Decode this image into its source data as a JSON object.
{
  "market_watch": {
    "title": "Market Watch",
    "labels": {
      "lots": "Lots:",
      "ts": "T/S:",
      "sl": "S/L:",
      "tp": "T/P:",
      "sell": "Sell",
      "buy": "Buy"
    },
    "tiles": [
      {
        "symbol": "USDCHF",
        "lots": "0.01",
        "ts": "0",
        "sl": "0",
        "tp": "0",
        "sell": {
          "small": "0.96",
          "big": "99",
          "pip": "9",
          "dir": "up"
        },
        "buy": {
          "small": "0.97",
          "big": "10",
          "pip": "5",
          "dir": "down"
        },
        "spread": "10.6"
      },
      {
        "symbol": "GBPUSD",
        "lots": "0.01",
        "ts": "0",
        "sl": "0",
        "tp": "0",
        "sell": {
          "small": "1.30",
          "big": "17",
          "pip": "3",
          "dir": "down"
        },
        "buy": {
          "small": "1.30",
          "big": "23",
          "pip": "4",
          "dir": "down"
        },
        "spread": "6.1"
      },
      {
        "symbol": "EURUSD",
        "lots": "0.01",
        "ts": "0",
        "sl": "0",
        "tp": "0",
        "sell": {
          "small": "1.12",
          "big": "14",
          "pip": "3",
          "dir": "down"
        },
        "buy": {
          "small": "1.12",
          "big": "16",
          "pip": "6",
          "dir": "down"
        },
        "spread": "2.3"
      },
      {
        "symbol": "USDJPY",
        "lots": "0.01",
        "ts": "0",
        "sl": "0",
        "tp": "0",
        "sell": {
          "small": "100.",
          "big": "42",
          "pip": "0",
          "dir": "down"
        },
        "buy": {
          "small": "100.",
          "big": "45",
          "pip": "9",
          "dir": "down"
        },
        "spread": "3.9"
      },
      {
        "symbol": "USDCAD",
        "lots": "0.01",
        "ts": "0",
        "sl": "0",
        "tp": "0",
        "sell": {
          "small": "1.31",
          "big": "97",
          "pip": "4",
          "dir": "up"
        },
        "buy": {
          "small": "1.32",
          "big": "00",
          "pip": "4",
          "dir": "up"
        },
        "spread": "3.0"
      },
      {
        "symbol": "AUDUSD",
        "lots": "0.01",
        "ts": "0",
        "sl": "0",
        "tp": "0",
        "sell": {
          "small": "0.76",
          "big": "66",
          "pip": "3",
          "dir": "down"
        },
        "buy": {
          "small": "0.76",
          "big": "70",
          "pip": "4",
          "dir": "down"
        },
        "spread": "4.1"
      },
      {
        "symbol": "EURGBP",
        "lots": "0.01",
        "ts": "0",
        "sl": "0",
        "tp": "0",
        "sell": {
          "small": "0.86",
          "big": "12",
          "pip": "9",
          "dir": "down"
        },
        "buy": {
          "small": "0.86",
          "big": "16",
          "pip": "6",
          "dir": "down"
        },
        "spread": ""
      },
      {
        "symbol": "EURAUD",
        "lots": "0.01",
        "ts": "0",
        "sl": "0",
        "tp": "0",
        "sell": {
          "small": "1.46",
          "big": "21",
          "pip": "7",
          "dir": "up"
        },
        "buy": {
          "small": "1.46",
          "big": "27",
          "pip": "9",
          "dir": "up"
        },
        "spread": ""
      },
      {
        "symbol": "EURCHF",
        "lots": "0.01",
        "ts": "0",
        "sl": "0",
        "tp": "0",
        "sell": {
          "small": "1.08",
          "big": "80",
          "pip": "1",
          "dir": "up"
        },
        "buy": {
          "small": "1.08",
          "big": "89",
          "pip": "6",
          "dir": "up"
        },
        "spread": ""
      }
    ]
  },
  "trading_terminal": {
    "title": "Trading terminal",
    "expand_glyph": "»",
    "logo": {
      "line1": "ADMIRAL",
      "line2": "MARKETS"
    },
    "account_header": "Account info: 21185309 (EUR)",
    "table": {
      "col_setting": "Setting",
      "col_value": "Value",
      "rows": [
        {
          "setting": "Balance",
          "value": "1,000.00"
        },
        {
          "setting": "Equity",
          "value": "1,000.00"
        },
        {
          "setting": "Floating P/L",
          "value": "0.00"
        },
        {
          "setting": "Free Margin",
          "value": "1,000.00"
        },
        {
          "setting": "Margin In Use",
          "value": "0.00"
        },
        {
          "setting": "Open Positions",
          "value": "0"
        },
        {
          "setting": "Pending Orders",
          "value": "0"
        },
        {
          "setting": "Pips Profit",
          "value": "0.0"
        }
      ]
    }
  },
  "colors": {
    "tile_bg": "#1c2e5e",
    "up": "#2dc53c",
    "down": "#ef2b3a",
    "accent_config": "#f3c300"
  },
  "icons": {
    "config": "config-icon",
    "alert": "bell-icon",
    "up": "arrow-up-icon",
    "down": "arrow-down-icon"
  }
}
::::::
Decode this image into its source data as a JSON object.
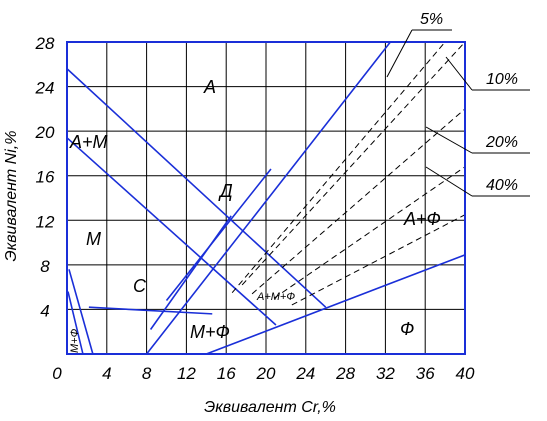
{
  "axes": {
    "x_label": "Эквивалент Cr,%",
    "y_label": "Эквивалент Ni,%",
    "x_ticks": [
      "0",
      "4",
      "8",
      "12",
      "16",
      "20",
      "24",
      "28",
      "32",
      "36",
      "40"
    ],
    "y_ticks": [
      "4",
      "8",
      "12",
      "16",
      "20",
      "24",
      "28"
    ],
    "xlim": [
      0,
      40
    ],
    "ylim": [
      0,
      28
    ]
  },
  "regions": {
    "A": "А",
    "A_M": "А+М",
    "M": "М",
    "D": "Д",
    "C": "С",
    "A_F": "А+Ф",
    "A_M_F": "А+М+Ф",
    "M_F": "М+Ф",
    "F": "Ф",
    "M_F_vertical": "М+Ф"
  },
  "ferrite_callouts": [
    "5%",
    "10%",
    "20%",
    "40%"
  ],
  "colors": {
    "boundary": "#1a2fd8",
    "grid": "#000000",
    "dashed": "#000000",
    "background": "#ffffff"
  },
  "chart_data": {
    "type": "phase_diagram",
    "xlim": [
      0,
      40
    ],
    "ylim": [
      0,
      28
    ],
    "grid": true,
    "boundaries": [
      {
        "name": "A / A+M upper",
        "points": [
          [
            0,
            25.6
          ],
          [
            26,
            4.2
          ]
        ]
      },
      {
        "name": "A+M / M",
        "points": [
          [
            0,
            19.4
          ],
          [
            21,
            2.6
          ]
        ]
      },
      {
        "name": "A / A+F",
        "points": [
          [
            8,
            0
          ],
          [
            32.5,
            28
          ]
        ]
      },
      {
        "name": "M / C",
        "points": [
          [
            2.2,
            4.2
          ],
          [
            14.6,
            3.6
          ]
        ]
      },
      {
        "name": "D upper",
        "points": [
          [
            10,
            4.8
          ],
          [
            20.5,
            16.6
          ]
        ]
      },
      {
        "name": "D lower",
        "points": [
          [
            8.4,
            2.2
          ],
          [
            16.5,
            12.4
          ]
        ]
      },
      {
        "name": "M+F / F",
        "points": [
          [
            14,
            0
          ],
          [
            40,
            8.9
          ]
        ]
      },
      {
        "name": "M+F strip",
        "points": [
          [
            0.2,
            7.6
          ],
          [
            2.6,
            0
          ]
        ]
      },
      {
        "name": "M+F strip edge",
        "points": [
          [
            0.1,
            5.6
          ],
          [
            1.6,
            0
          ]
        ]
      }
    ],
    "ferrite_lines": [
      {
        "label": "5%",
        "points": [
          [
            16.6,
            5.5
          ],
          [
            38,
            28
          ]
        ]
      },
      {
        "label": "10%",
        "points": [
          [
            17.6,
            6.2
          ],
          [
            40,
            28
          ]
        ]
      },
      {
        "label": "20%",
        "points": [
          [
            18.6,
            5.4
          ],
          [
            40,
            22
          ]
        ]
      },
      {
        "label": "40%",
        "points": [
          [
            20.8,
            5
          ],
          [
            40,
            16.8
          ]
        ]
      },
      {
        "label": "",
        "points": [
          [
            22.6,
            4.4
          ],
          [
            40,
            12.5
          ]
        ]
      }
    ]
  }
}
::::::
● **What you have to do**: In the listing above, count each line that holds the string "symbol". Give the number only.

● **Answer to the task**: 9